I have a following table:
id | summary | summary_len | apple | book | computer |
---|---|---|---|---|---|
1 | .... | 210 | 2 | 1 | 0 |
2 | ... | 120 | 3 | 0 | 1 |
3 | ... | 50 | 2 | 2 | 1 |
summary is basically some sort of description, summary_len <- the length of those descriptions and the rest - apple/book/computer and the keywords and the values presented in the table - those are the occurrences in each description.
I need to normalize this table, in a way to find max value - PER COLUMN (vertically) and then divide by this value, so the output will be as below (I put it in a format 2/3 - just to emphasis max value per column):
id | summary | summary_len | apple | book | computer |
---|---|---|---|---|---|
1 | .... | 210 | 2/3 | 1/2 | 0/1 |
2 | ... | 120 | 3/3 | 0/2 | 1/1 |
3 | ... | 50 | 2/3 | 2/2 | 1/1 |
My problem here is that I don't have to find max in each columns - only for those keywords, which I am checking the occurrences for. I stored them in a list and got max value per column:
max_per_col = df_freq[keywords].max()
max_per_col
this is how it looks (with the original data):
Could you help me apply it "back" to the former dataframe and divide vertically each column by the max value?
CodePudding user response:
You can divide only filtered columns by maximal values:
keywords = ['apple','book','computer']
df_freq[keywords] /= df_freq[keywords].max()
#working like
#df_freq[keywords] = df_freq[keywords] / df_freq[keywords].max()
print (df_freq)
id summary_len apple book computer
0 1 210 0.666667 0.5 0.0
1 2 120 1.000000 0.0 1.0
2 3 50 0.666667 1.0 1.0
------------------------------
# THE REQUEST
Reproduce the passage of the forum thread on normalizing keyword columns, starting at "I need to normalize" and ending at "max_per_col = df_freq[keywords].max()".

[Item position data]
------------------------------
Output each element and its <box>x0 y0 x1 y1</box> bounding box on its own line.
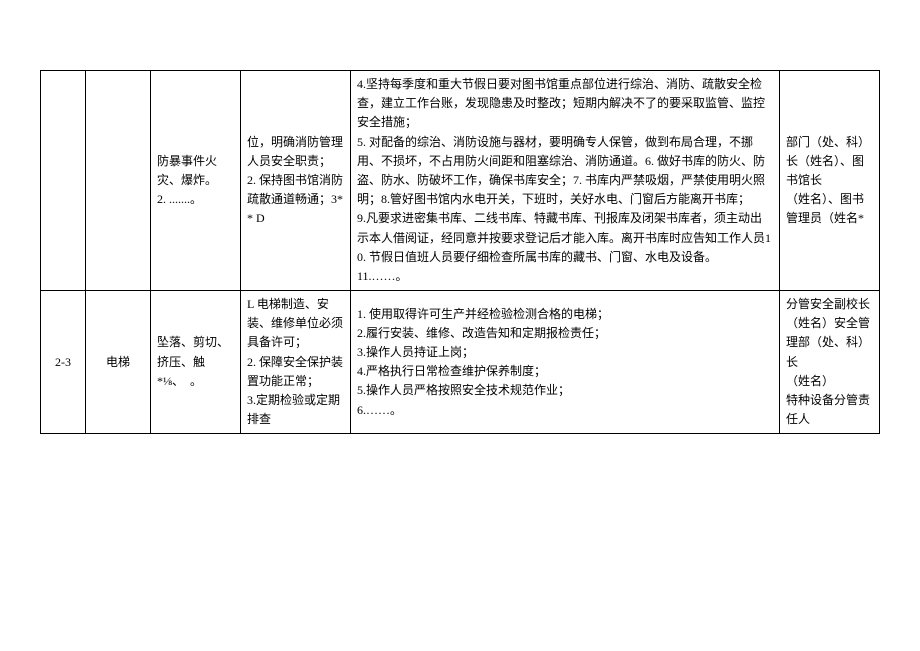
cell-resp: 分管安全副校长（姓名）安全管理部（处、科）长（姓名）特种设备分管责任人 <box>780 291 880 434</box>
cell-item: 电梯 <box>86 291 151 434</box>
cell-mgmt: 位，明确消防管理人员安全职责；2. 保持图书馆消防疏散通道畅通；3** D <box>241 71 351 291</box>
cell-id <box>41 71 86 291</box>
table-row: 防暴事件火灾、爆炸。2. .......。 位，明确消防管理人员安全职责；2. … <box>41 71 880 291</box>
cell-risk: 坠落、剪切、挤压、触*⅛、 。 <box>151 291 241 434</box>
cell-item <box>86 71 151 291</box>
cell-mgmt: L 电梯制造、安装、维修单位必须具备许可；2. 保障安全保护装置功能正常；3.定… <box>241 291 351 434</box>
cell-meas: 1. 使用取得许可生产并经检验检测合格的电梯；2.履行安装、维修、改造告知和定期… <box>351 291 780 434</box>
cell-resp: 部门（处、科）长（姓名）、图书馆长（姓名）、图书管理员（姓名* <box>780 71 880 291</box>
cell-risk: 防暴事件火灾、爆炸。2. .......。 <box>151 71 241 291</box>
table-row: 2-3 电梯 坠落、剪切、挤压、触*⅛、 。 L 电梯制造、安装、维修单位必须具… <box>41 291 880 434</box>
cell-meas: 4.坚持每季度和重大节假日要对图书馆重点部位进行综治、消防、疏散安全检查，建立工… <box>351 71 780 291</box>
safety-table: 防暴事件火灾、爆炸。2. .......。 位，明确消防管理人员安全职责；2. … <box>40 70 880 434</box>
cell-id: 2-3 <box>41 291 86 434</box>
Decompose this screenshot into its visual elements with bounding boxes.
------------------------------
# OUTPUT FOR THIS EXERCISE
I need to normalize this table, in a way to find max value - PER COLUMN (vertically) and then divide by this value, so the output will be as below (I put it in a format 2/3 - just to emphasis max value per column):
id | summary | summary_len | apple | book | computer |
---|---|---|---|---|---|
1 | .... | 210 | 2/3 | 1/2 | 0/1 |
2 | ... | 120 | 3/3 | 0/2 | 1/1 |
3 | ... | 50 | 2/3 | 2/2 | 1/1 |
My problem here is that I don't have to find max in each columns - only for those keywords, which I am checking the occurrences for. I stored them in a list and got max value per column:
max_per_col = df_freq[keywords].max()